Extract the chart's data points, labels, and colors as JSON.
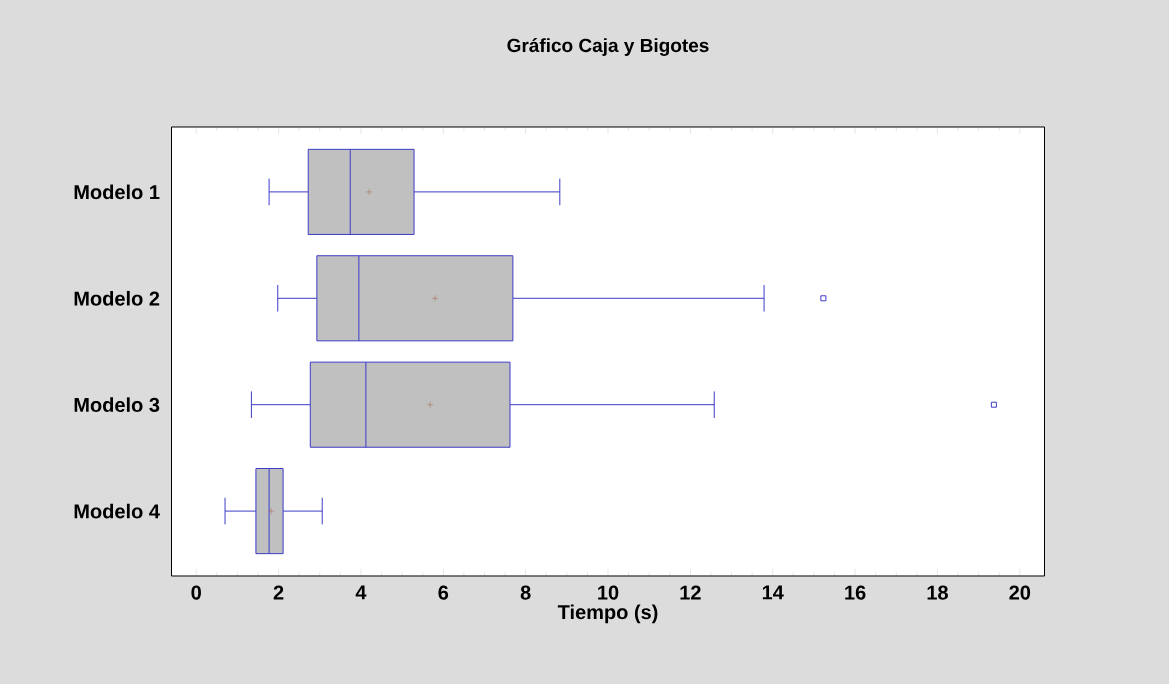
{
  "chart_data": {
    "type": "box",
    "title": "Gráfico Caja y Bigotes",
    "xlabel": "Tiempo (s)",
    "orientation": "horizontal",
    "color": "#c0c0c0",
    "categories": [
      "Modelo 1",
      "Modelo 2",
      "Modelo 3",
      "Modelo 4"
    ],
    "boxes": [
      {
        "low": 1.77,
        "q1": 2.72,
        "median": 3.74,
        "q3": 5.29,
        "high": 8.83,
        "mean": 4.2
      },
      {
        "low": 1.98,
        "q1": 2.93,
        "median": 3.95,
        "q3": 7.69,
        "high": 13.79,
        "mean": 5.8,
        "outliers": [
          15.23
        ]
      },
      {
        "low": 1.34,
        "q1": 2.77,
        "median": 4.12,
        "q3": 7.62,
        "high": 12.58,
        "mean": 5.68,
        "outliers": [
          19.37
        ]
      },
      {
        "low": 0.7,
        "q1": 1.45,
        "median": 1.77,
        "q3": 2.11,
        "high": 3.06,
        "mean": 1.82
      }
    ],
    "xlim": [
      -0.6,
      20.6
    ],
    "xticks": [
      0,
      2,
      4,
      6,
      8,
      10,
      12,
      14,
      16,
      18,
      20
    ]
  }
}
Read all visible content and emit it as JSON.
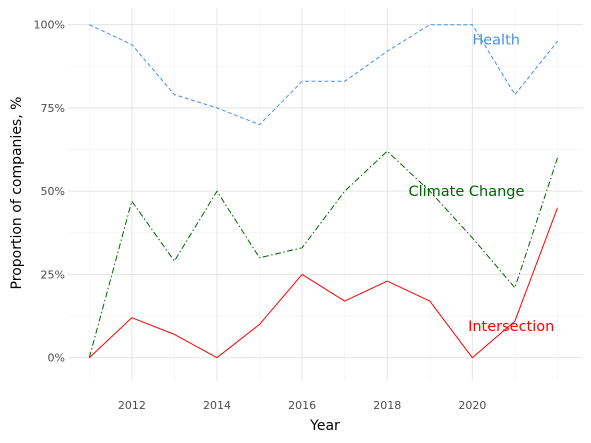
{
  "chart_data": {
    "type": "line",
    "xlabel": "Year",
    "ylabel": "Proportion of companies, %",
    "xlim": [
      2010.5,
      2022.6
    ],
    "ylim": [
      -0.07,
      1.05
    ],
    "x_ticks": [
      2012,
      2014,
      2016,
      2018,
      2020
    ],
    "y_ticks": [
      {
        "value": 0,
        "label": "0%"
      },
      {
        "value": 0.25,
        "label": "25%"
      },
      {
        "value": 0.5,
        "label": "50%"
      },
      {
        "value": 0.75,
        "label": "75%"
      },
      {
        "value": 1.0,
        "label": "100%"
      }
    ],
    "grid": true,
    "x": [
      2011,
      2012,
      2013,
      2014,
      2015,
      2016,
      2017,
      2018,
      2019,
      2020,
      2021,
      2022
    ],
    "series": [
      {
        "name": "Health",
        "color": "#4a90e2",
        "line_style": "dashed",
        "values": [
          1.0,
          0.94,
          0.79,
          0.75,
          0.7,
          0.83,
          0.83,
          0.92,
          1.0,
          1.0,
          0.79,
          0.95
        ],
        "label_at": [
          2020.0,
          0.955
        ]
      },
      {
        "name": "Climate Change",
        "color": "#006400",
        "line_style": "dashdot",
        "values": [
          0.0,
          0.47,
          0.29,
          0.5,
          0.3,
          0.33,
          0.5,
          0.62,
          0.5,
          0.36,
          0.21,
          0.6
        ],
        "label_at": [
          2018.5,
          0.5
        ]
      },
      {
        "name": "Intersection",
        "color": "#ff0000",
        "line_style": "solid",
        "values": [
          0.0,
          0.12,
          0.07,
          0.0,
          0.1,
          0.25,
          0.17,
          0.23,
          0.17,
          0.0,
          0.11,
          0.45
        ],
        "label_at": [
          2019.9,
          0.095
        ]
      }
    ]
  }
}
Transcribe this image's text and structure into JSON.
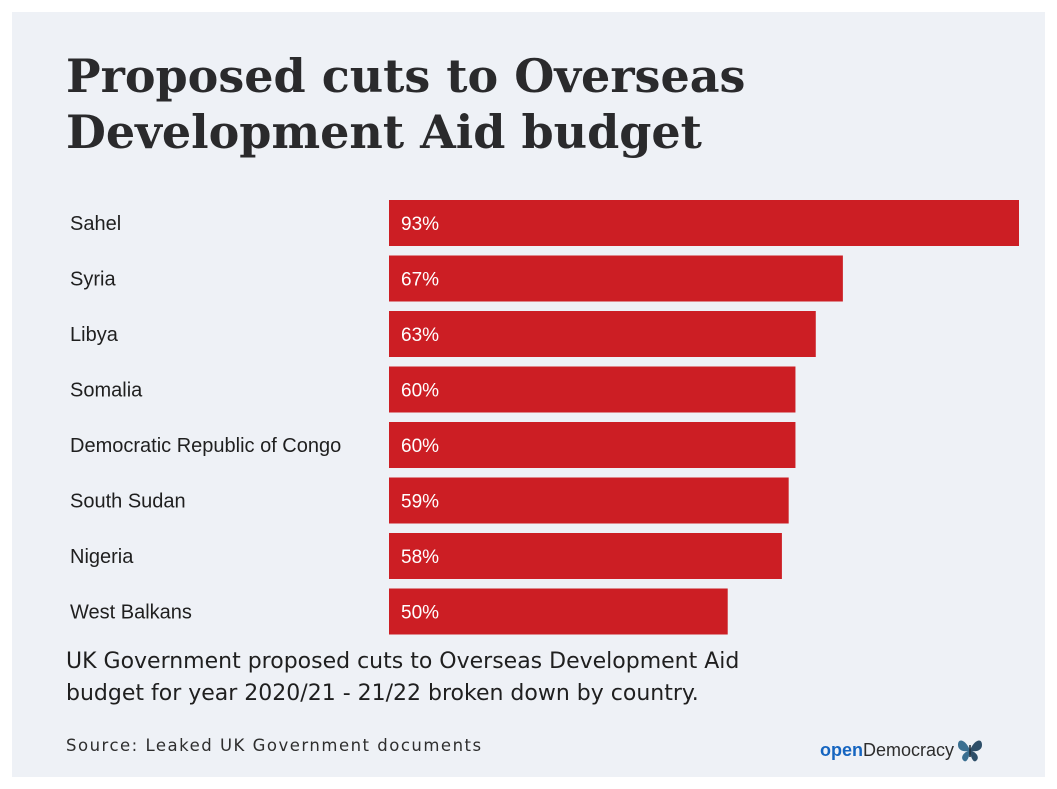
{
  "title": {
    "line1": "Proposed cuts to Overseas",
    "line2": "Development Aid budget"
  },
  "chart_data": {
    "type": "bar",
    "orientation": "horizontal",
    "categories": [
      "Sahel",
      "Syria",
      "Libya",
      "Somalia",
      "Democratic Republic of Congo",
      "South Sudan",
      "Nigeria",
      "West Balkans"
    ],
    "values": [
      93,
      67,
      63,
      60,
      60,
      59,
      58,
      50
    ],
    "value_labels": [
      "93%",
      "67%",
      "63%",
      "60%",
      "60%",
      "59%",
      "58%",
      "50%"
    ],
    "unit": "%",
    "xlim": [
      0,
      93
    ],
    "bar_color": "#cc1e24",
    "grid": false,
    "legend": "none"
  },
  "caption": {
    "line1": "UK Government proposed cuts to Overseas Development Aid",
    "line2": "budget for year 2020/21 - 21/22 broken down by country."
  },
  "source": "Source: Leaked UK Government documents",
  "logo": {
    "part1": "open",
    "part2": "Democracy",
    "icon": "butterfly-icon"
  },
  "colors": {
    "background": "#eef1f6",
    "bar": "#cc1e24",
    "logo_accent": "#1565c0"
  }
}
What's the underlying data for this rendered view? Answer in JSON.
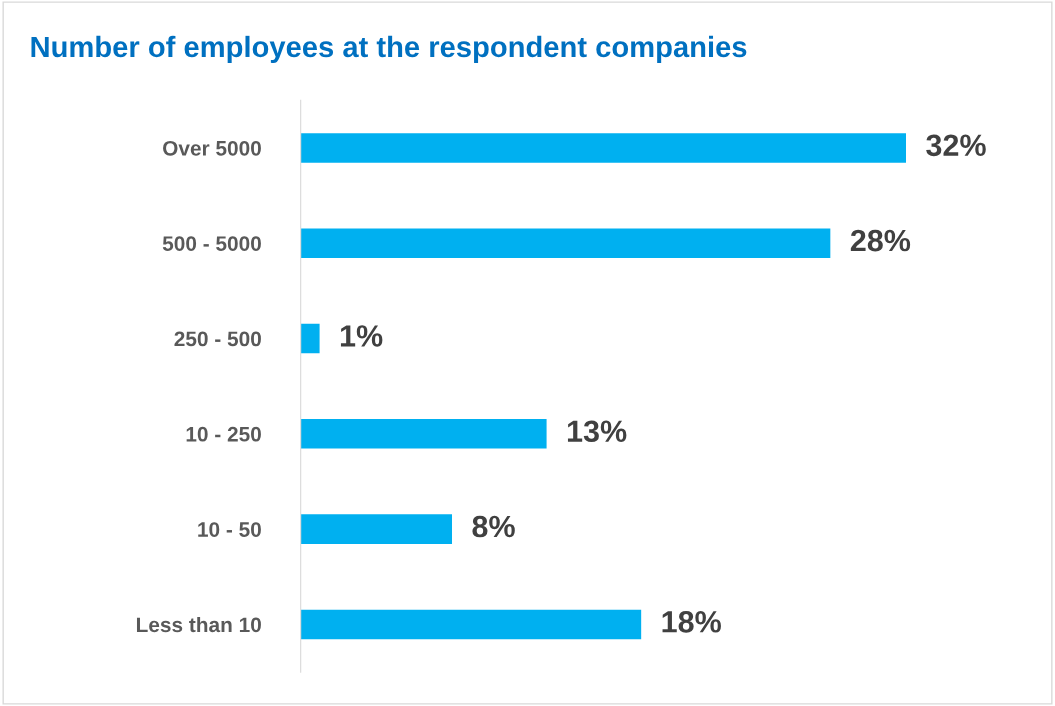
{
  "chart_data": {
    "type": "bar",
    "orientation": "horizontal",
    "title": "Number of employees at the respondent companies",
    "categories": [
      "Over 5000",
      "500 - 5000",
      "250 - 500",
      "10 - 250",
      "10 - 50",
      "Less than 10"
    ],
    "values": [
      32,
      28,
      1,
      13,
      8,
      18
    ],
    "value_labels": [
      "32%",
      "28%",
      "1%",
      "13%",
      "8%",
      "18%"
    ],
    "color": "#00b0f0",
    "grid": false,
    "legend": false
  }
}
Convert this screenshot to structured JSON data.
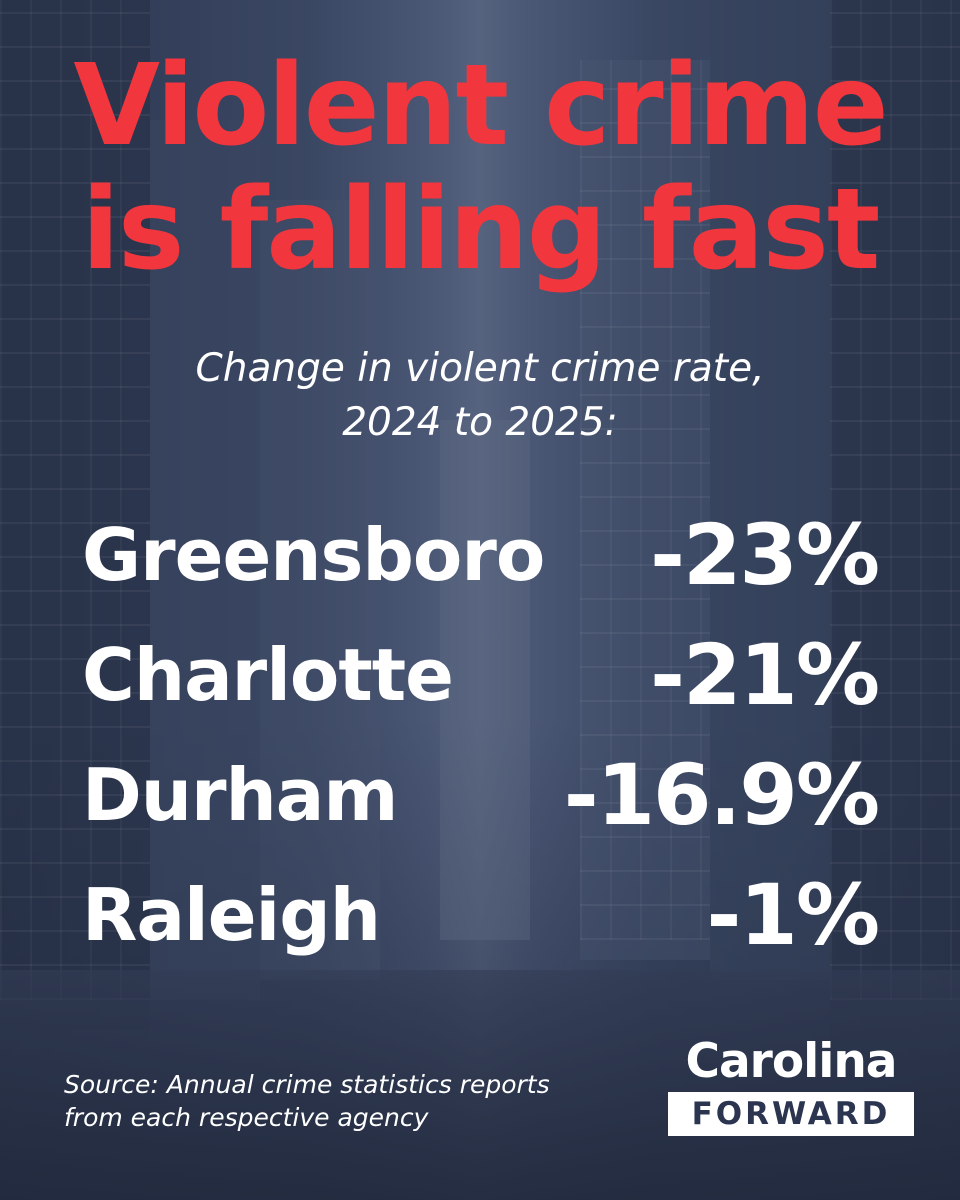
{
  "headline": {
    "line1": "Violent crime",
    "line2": "is falling fast"
  },
  "subtitle": {
    "line1": "Change in violent crime rate,",
    "line2": "2024 to 2025:"
  },
  "rows": [
    {
      "city": "Greensboro",
      "value": "-23%"
    },
    {
      "city": "Charlotte",
      "value": "-21%"
    },
    {
      "city": "Durham",
      "value": "-16.9%"
    },
    {
      "city": "Raleigh",
      "value": "-1%"
    }
  ],
  "source": {
    "line1": "Source: Annual crime statistics reports",
    "line2": "from each respective agency"
  },
  "logo": {
    "top": "Carolina",
    "bottom": "FORWARD"
  },
  "colors": {
    "headline": "#f2363d",
    "background": "#2f3b55",
    "text": "#ffffff"
  }
}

○ ○ ○

# [Instruction]
Everything from the line containing "Convert this screenshot" through the last line of the entries must be repeated verbatim, except pictures.

# [The result]
Convert this screenshot to structured JSON data.
{
  "headline": {
    "line1": "Violent crime",
    "line2": "is falling fast"
  },
  "subtitle": {
    "line1": "Change in violent crime rate,",
    "line2": "2024 to 2025:"
  },
  "rows": [
    {
      "city": "Greensboro",
      "value": "-23%"
    },
    {
      "city": "Charlotte",
      "value": "-21%"
    },
    {
      "city": "Durham",
      "value": "-16.9%"
    },
    {
      "city": "Raleigh",
      "value": "-1%"
    }
  ],
  "source": {
    "line1": "Source: Annual crime statistics reports",
    "line2": "from each respective agency"
  },
  "logo": {
    "top": "Carolina",
    "bottom": "FORWARD"
  },
  "colors": {
    "headline": "#f2363d",
    "background": "#2f3b55",
    "text": "#ffffff"
  }
}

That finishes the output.